Brief :: Lines that hold the word "рабочих" should be located and copied.

Material for this exercise ::
━━━━━━

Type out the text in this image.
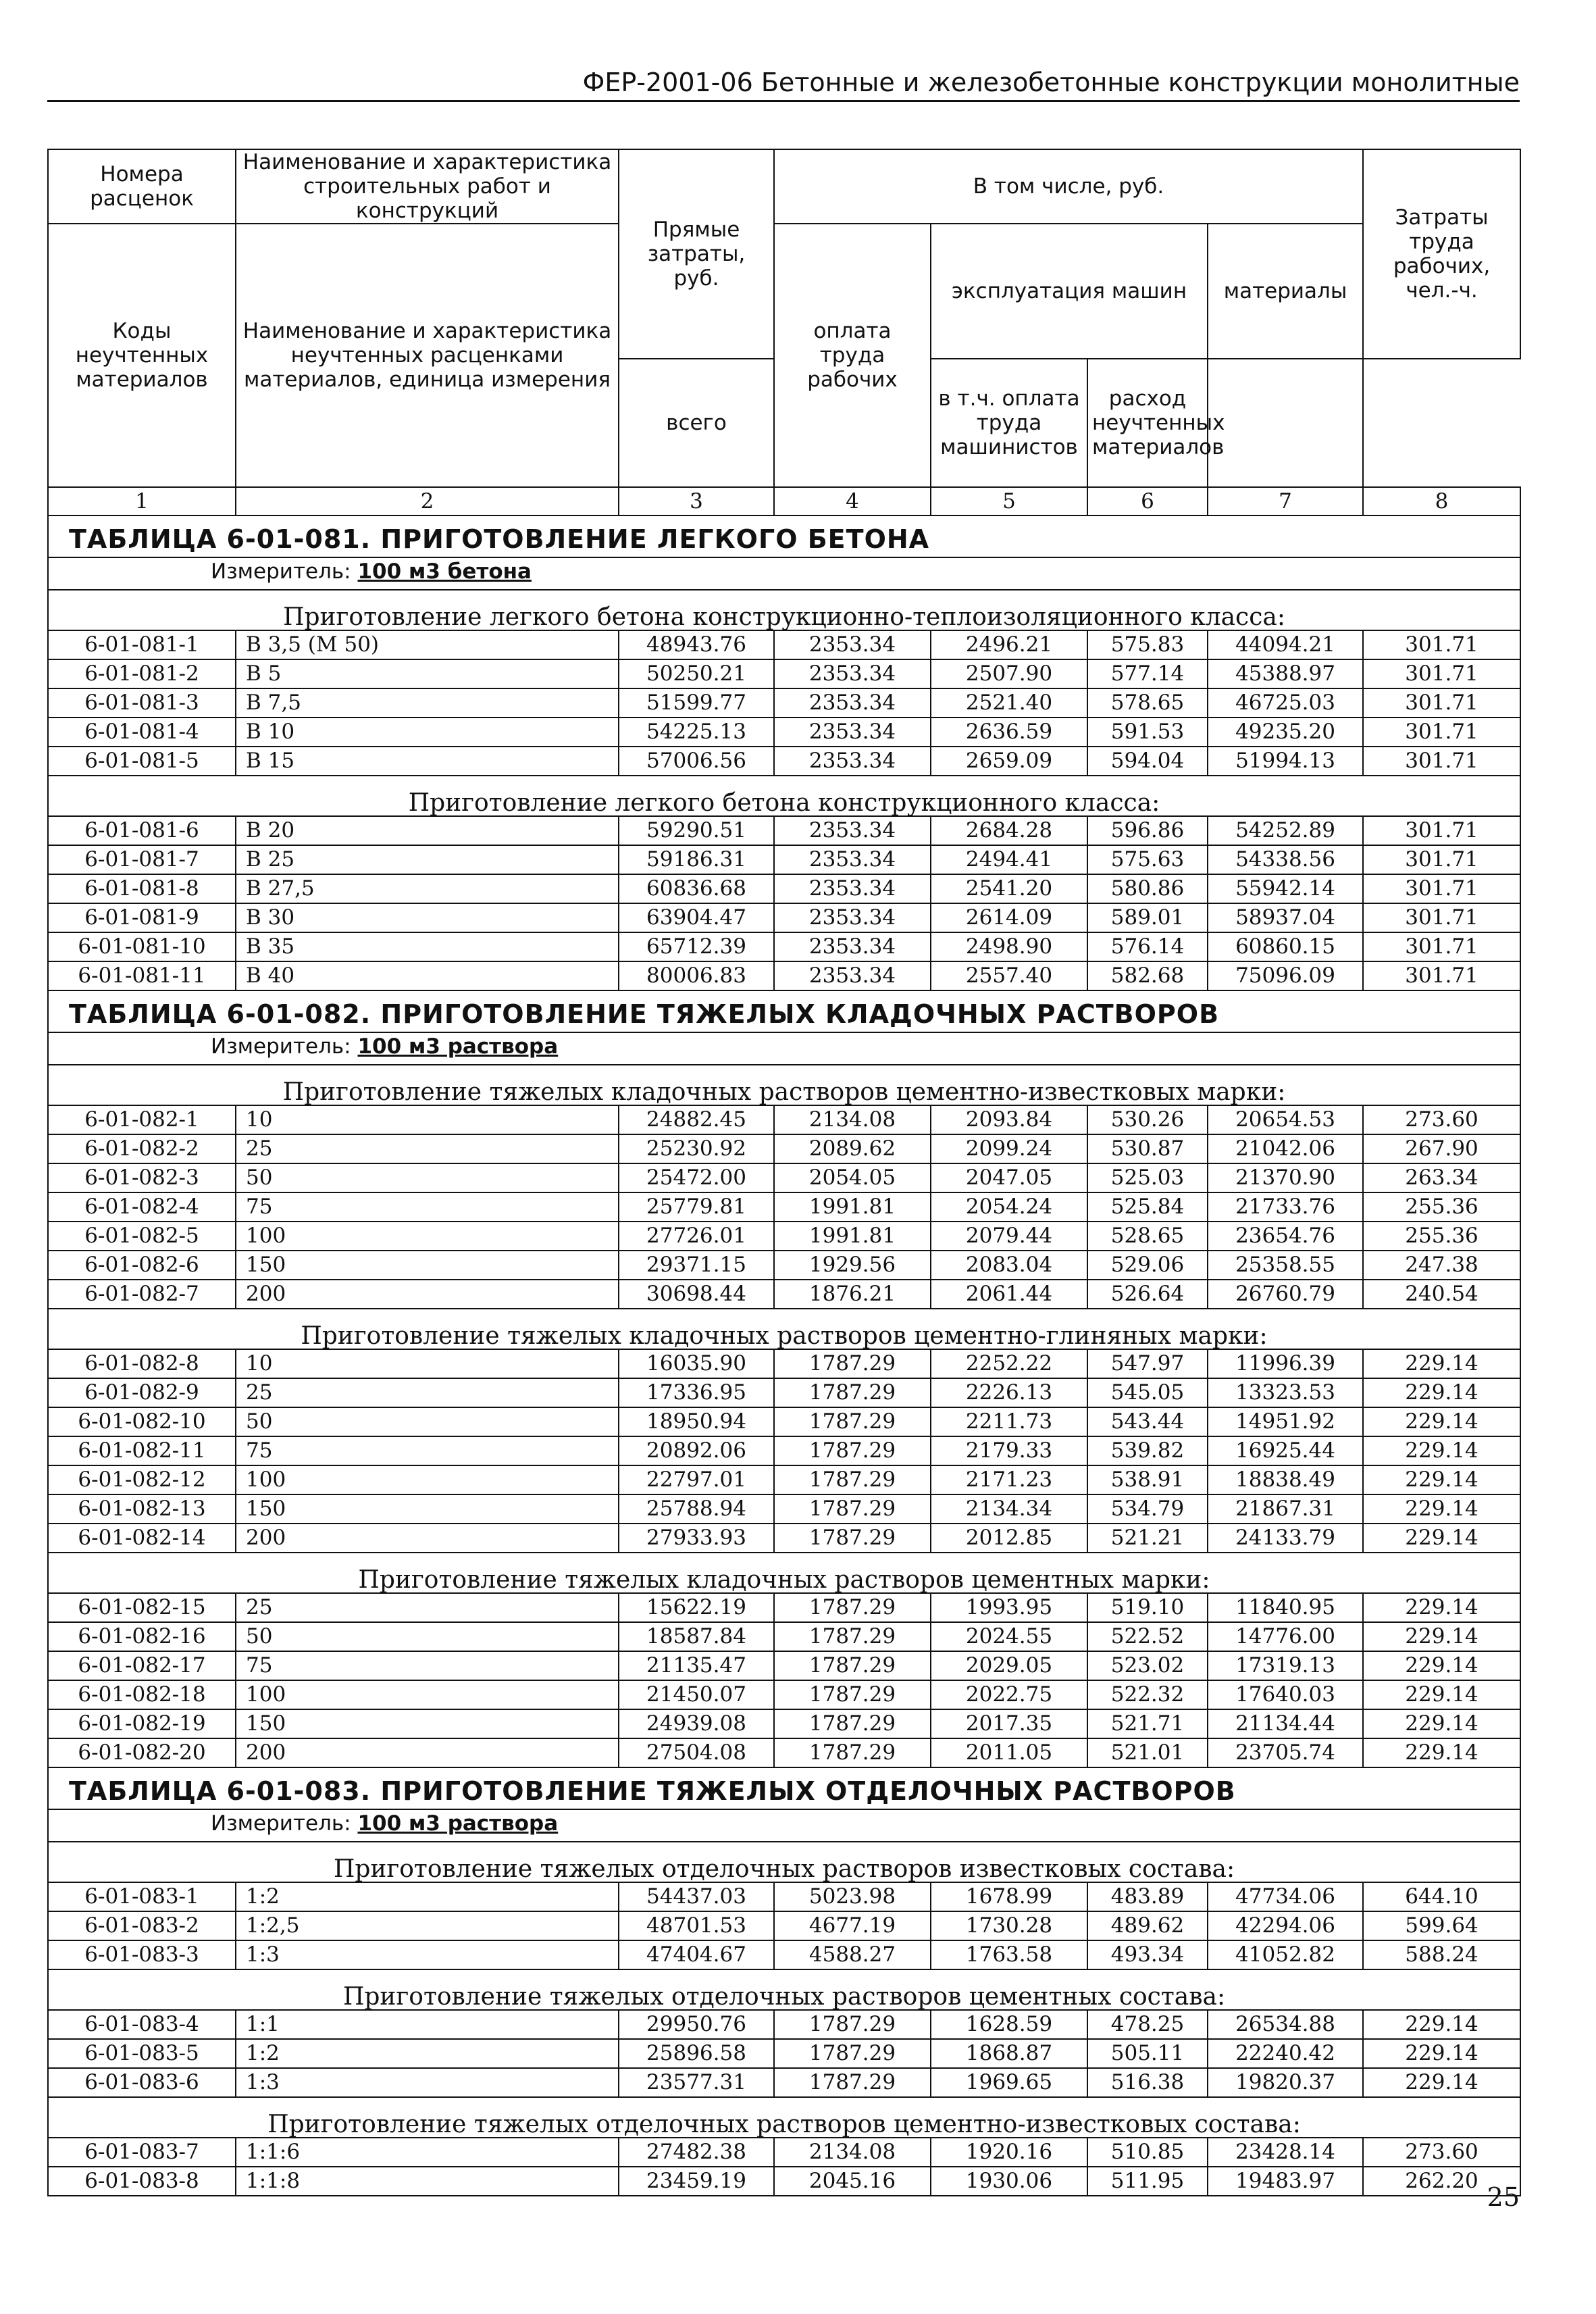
ФЕР-2001-06 Бетонные и железобетонные конструкции монолитные
Номера расценок	Наименование и характеристика строительных работ и конструкций	Прямые затраты, руб.	В том числе, руб.				Затраты труда рабочих, чел.-ч.
Коды неучтенных материалов	Наименование и характеристика неучтенных расценками материалов, единица измерения		оплата труда рабочих	эксплуатация машин		материалы	
		всего		в т.ч. оплата труда машинистов	расход неучтенных материалов		
1	2	3	4	5	6	7	8
ТАБЛИЦА 6-01-081. ПРИГОТОВЛЕНИЕ ЛЕГКОГО БЕТОНА							
Измеритель: 100 м3 бетона							
Приготовление легкого бетона конструкционно-теплоизоляционного класса:							
6-01-081-1	В 3,5 (М 50)	48943.76	2353.34	2496.21	575.83	44094.21	301.71
6-01-081-2	В 5	50250.21	2353.34	2507.90	577.14	45388.97	301.71
6-01-081-3	В 7,5	51599.77	2353.34	2521.40	578.65	46725.03	301.71
6-01-081-4	В 10	54225.13	2353.34	2636.59	591.53	49235.20	301.71
6-01-081-5	В 15	57006.56	2353.34	2659.09	594.04	51994.13	301.71
Приготовление легкого бетона конструкционного класса:							
6-01-081-6	В 20	59290.51	2353.34	2684.28	596.86	54252.89	301.71
6-01-081-7	В 25	59186.31	2353.34	2494.41	575.63	54338.56	301.71
6-01-081-8	В 27,5	60836.68	2353.34	2541.20	580.86	55942.14	301.71
6-01-081-9	В 30	63904.47	2353.34	2614.09	589.01	58937.04	301.71
6-01-081-10	В 35	65712.39	2353.34	2498.90	576.14	60860.15	301.71
6-01-081-11	В 40	80006.83	2353.34	2557.40	582.68	75096.09	301.71
ТАБЛИЦА 6-01-082. ПРИГОТОВЛЕНИЕ ТЯЖЕЛЫХ КЛАДОЧНЫХ РАСТВОРОВ							
Измеритель: 100 м3 раствора							
Приготовление тяжелых кладочных растворов цементно-известковых марки:							
6-01-082-1	10	24882.45	2134.08	2093.84	530.26	20654.53	273.60
6-01-082-2	25	25230.92	2089.62	2099.24	530.87	21042.06	267.90
6-01-082-3	50	25472.00	2054.05	2047.05	525.03	21370.90	263.34
6-01-082-4	75	25779.81	1991.81	2054.24	525.84	21733.76	255.36
6-01-082-5	100	27726.01	1991.81	2079.44	528.65	23654.76	255.36
6-01-082-6	150	29371.15	1929.56	2083.04	529.06	25358.55	247.38
6-01-082-7	200	30698.44	1876.21	2061.44	526.64	26760.79	240.54
Приготовление тяжелых кладочных растворов цементно-глиняных марки:							
6-01-082-8	10	16035.90	1787.29	2252.22	547.97	11996.39	229.14
6-01-082-9	25	17336.95	1787.29	2226.13	545.05	13323.53	229.14
6-01-082-10	50	18950.94	1787.29	2211.73	543.44	14951.92	229.14
6-01-082-11	75	20892.06	1787.29	2179.33	539.82	16925.44	229.14
6-01-082-12	100	22797.01	1787.29	2171.23	538.91	18838.49	229.14
6-01-082-13	150	25788.94	1787.29	2134.34	534.79	21867.31	229.14
6-01-082-14	200	27933.93	1787.29	2012.85	521.21	24133.79	229.14
Приготовление тяжелых кладочных растворов цементных марки:							
6-01-082-15	25	15622.19	1787.29	1993.95	519.10	11840.95	229.14
6-01-082-16	50	18587.84	1787.29	2024.55	522.52	14776.00	229.14
6-01-082-17	75	21135.47	1787.29	2029.05	523.02	17319.13	229.14
6-01-082-18	100	21450.07	1787.29	2022.75	522.32	17640.03	229.14
6-01-082-19	150	24939.08	1787.29	2017.35	521.71	21134.44	229.14
6-01-082-20	200	27504.08	1787.29	2011.05	521.01	23705.74	229.14
ТАБЛИЦА 6-01-083. ПРИГОТОВЛЕНИЕ ТЯЖЕЛЫХ ОТДЕЛОЧНЫХ РАСТВОРОВ							
Измеритель: 100 м3 раствора							
Приготовление тяжелых отделочных растворов известковых состава:							
6-01-083-1	1:2	54437.03	5023.98	1678.99	483.89	47734.06	644.10
6-01-083-2	1:2,5	48701.53	4677.19	1730.28	489.62	42294.06	599.64
6-01-083-3	1:3	47404.67	4588.27	1763.58	493.34	41052.82	588.24
Приготовление тяжелых отделочных растворов цементных состава:							
6-01-083-4	1:1	29950.76	1787.29	1628.59	478.25	26534.88	229.14
6-01-083-5	1:2	25896.58	1787.29	1868.87	505.11	22240.42	229.14
6-01-083-6	1:3	23577.31	1787.29	1969.65	516.38	19820.37	229.14
Приготовление тяжелых отделочных растворов цементно-известковых состава:							
6-01-083-7	1:1:6	27482.38	2134.08	1920.16	510.85	23428.14	273.60
6-01-083-8	1:1:8	23459.19	2045.16	1930.06	511.95	19483.97	262.20
25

━━━━━━

Result for this exercise ::
Номера расценок	Наименование и характеристика строительных работ и конструкций	Прямые затраты, руб.	В том числе, руб.				Затраты труда рабочих, чел.-ч.
Коды неучтенных материалов	Наименование и характеристика неучтенных расценками материалов, единица измерения		оплата труда рабочих	эксплуатация машин		материалы	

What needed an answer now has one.